* **PROBLEM 1**: According to the excerpt on the GE bargaining talks, in what year were severance benefits first negotiated?

Randy Middleton from the IBEW surprised the GE committee when reporting that the State of Indiana was denying unemployment benefits to workers who have short-term layoffs with a date-certain recall. Under the current GE system of tying IEA benefits to unemployment, those Indiana workers would no longer be eligible for IEA. Tormey said that IEA should not be tied to unemployment “given the current political climate, there’s all kinds of crazy things which could happen to adversely impact our IEA benefits.”
UE bargainers also proposed raising severance pay for workers who lose their jobs during a plant closing. Tormey reminded the company that severance benefits have not been improved since they were first negotiated in 1982, stating that workers who are impacted by plant closings now have diminished job prospects arising from high unemployment and the scarcity of manufacturing jobs. Since all workers regardless of service are equally affected, the union stated there was no justification for a lower multiplier for severance pay for workers under 15 years of service.
The UE committee also proposed applying rate guarantees to workers indirectly affected by work transfers in addition to those directly eliminated. Tormey noted that “we had 268 people in Erie qualify for rate guarantee but the number who did not qualify down through the bumping chain was much higher.”
SUBCONTRACTING AND 'FARM-OUTS'
Burnett and Tormey both raised the serious issue of subcontracting and so-called “farm-outs” in Erie. Farm-outs are supposed to be used to cover production of work which can’t be done when departments are working at full capacity. Burnett commented, “everyone in Erie knows what’s supposed to happen, when the work gets slow the farmed-out work is supposed to be returned to the plant.” Instead, he said, GE managers refuse to bring back the jobs saying it's “cost issue.” The Local 506 leader asked “how did a farm-out become a cost issue when the company only sent the work out because of capacity?”
Leo Grzergorzewski from Local 506 complained that it used to bother GE foreman to see production farmed out, but now its just easier for them to farm-out work. “Farm-outs are rampant” he stated, noting it was often easier for managers to blame ensuing problems on contractors, rather than managing the work in-house. Wayne Burnett said, “I am looking for the company to keep its word on farm-outs and only farm-out work based on capacity. ... This is a matter of integrity and it used to be a handshake was given and it's your bond, but now GE managers give us a handshake with one hand and the knife in the back with another hand.”
Commenting on farm-outs, Roger Zaczyk told GE that they undermine the quality of the product. “The quality issue is huge ... we had to replace locomotive engines because of poor quality parts from farm-outs.” UE General President John Hovis remarked that inspectors tell our Erie members to just send out poor quality parts and that they will be repaired in the field. Hovis complained that Erie then gets blamed and that it gets around that the plant has a quality problem.

[Spatial annotation records]
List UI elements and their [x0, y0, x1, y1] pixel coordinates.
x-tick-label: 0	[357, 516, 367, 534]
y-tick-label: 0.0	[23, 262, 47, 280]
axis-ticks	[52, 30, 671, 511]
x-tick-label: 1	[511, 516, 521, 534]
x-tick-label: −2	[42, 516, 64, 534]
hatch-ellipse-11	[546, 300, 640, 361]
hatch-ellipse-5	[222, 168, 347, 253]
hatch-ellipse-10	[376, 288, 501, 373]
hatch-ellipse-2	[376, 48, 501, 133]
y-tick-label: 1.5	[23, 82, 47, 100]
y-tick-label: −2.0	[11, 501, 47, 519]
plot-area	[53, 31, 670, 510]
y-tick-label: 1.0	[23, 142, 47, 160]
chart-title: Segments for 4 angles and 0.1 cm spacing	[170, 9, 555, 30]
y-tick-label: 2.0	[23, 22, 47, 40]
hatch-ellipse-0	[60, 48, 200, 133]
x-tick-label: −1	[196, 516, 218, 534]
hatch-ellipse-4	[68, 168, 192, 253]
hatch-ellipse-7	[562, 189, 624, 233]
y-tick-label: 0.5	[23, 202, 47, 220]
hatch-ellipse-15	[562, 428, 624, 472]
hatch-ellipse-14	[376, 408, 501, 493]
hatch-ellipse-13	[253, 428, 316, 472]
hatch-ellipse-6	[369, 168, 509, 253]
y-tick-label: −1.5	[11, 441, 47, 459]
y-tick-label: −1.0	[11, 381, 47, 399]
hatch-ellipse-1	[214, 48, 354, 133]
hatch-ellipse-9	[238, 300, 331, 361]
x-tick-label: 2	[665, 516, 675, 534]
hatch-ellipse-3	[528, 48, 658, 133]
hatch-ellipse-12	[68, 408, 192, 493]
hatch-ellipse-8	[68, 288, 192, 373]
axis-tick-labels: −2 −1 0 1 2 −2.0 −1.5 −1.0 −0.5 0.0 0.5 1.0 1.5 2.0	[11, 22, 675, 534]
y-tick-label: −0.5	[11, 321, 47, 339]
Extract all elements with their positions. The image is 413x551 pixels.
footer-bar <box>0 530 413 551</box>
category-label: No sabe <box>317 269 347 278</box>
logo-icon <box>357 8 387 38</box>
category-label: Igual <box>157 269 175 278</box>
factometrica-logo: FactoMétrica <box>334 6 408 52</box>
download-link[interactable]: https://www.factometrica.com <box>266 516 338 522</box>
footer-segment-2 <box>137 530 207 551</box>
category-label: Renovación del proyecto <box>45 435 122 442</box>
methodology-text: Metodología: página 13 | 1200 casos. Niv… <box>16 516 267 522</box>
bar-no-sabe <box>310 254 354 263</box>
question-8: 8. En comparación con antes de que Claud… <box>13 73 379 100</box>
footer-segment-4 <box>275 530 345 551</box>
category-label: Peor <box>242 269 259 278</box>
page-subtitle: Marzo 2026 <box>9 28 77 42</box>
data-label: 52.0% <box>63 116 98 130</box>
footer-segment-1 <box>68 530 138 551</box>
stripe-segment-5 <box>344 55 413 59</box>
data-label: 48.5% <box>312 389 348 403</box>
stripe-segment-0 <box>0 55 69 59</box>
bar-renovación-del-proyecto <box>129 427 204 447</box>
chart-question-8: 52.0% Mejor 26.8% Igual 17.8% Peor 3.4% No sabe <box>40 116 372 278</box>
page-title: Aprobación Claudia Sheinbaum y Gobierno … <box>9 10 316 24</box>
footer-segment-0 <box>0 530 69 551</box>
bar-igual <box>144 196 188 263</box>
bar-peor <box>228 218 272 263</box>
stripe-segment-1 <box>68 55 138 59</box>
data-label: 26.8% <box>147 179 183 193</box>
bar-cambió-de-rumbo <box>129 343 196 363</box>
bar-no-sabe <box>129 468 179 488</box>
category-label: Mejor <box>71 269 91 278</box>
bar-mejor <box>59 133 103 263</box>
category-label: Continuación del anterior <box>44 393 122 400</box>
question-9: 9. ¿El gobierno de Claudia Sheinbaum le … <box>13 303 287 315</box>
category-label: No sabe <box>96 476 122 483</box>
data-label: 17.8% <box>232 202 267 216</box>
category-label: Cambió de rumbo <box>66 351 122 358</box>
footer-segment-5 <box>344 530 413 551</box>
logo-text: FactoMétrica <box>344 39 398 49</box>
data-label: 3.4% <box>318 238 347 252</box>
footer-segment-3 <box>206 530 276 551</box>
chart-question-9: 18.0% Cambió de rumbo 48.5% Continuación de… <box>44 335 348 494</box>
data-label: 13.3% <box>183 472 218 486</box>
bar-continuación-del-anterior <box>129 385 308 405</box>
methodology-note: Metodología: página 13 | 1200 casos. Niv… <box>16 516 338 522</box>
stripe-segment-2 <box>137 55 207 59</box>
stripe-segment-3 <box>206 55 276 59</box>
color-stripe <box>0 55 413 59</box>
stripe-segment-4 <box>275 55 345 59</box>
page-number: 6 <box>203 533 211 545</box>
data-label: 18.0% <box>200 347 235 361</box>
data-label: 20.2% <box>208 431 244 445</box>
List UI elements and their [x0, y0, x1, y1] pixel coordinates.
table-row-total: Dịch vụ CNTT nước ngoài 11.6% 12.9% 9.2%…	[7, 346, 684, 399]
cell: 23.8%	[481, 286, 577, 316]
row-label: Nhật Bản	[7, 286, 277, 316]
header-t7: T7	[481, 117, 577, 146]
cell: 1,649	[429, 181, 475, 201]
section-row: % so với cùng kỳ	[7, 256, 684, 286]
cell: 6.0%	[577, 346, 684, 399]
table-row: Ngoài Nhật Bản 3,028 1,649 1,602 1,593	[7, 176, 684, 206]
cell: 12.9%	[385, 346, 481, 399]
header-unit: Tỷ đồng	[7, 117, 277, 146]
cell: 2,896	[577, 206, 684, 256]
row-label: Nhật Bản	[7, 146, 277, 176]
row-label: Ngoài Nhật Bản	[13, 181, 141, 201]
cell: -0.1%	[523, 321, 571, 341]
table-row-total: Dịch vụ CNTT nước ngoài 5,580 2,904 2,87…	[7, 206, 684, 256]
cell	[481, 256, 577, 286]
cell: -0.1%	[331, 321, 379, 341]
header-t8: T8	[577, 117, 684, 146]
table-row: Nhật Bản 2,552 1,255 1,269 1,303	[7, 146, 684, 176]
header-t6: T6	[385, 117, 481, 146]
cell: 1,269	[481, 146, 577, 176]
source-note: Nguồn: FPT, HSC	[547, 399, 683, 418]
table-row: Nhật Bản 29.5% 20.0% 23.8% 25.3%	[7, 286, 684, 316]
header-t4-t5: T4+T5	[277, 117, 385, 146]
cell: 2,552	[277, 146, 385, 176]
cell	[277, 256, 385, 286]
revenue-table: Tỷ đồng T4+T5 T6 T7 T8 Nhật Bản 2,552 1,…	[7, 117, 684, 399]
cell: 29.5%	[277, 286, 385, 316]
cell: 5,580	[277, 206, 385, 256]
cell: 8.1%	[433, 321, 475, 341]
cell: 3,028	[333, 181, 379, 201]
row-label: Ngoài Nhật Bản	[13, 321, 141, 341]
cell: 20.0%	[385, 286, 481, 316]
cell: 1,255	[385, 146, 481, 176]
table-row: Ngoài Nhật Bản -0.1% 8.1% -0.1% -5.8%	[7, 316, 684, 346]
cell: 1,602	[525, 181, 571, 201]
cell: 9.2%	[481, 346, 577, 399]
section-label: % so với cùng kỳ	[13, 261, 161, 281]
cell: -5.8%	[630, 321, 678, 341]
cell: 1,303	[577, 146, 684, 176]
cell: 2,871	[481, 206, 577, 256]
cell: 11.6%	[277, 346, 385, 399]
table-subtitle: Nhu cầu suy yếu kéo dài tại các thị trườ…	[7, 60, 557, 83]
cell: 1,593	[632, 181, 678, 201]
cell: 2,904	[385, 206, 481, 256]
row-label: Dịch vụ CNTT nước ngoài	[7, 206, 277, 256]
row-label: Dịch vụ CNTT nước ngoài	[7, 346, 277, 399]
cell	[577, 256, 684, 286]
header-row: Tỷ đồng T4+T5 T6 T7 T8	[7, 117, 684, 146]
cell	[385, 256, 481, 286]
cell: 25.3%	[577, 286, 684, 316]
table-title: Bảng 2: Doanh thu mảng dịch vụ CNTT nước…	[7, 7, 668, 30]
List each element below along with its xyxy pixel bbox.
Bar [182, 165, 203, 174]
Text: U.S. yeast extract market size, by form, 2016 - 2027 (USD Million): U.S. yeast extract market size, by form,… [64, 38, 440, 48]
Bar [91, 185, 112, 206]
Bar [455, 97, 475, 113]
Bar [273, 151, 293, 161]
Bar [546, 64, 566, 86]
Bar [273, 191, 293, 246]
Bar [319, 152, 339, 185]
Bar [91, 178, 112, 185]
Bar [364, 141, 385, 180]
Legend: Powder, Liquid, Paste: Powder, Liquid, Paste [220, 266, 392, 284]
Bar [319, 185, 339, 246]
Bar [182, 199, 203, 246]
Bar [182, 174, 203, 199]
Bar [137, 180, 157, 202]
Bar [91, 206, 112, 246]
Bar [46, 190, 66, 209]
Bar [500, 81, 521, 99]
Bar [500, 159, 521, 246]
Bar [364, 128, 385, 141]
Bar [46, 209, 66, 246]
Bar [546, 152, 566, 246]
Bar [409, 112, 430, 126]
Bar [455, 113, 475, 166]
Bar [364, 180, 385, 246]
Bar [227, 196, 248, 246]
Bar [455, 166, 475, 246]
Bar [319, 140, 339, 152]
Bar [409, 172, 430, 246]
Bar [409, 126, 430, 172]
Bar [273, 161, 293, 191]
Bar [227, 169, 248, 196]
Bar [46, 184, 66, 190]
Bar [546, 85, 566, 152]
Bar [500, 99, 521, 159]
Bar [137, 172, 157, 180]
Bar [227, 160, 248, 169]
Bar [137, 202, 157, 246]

* **PROBLEM 2**: Update the records from their first line through the line containing "428, 624, 472]", replacing "x-tick-label" with "x-axis-label" and leaving everything else unchanged.

* **FULL ANSWER 1**: 1982

* **FULL ANSWER 2**:
List UI elements and their [x0, y0, x1, y1] pixel coordinates.
x-axis-label: 0	[357, 516, 367, 534]
y-tick-label: 0.0	[23, 262, 47, 280]
axis-ticks	[52, 30, 671, 511]
x-axis-label: 1	[511, 516, 521, 534]
x-axis-label: −2	[42, 516, 64, 534]
hatch-ellipse-11	[546, 300, 640, 361]
hatch-ellipse-5	[222, 168, 347, 253]
hatch-ellipse-10	[376, 288, 501, 373]
hatch-ellipse-2	[376, 48, 501, 133]
y-tick-label: 1.5	[23, 82, 47, 100]
y-tick-label: −2.0	[11, 501, 47, 519]
plot-area	[53, 31, 670, 510]
y-tick-label: 1.0	[23, 142, 47, 160]
chart-title: Segments for 4 angles and 0.1 cm spacing	[170, 9, 555, 30]
y-tick-label: 2.0	[23, 22, 47, 40]
hatch-ellipse-0	[60, 48, 200, 133]
x-axis-label: −1	[196, 516, 218, 534]
hatch-ellipse-4	[68, 168, 192, 253]
hatch-ellipse-7	[562, 189, 624, 233]
y-tick-label: 0.5	[23, 202, 47, 220]
hatch-ellipse-15	[562, 428, 624, 472]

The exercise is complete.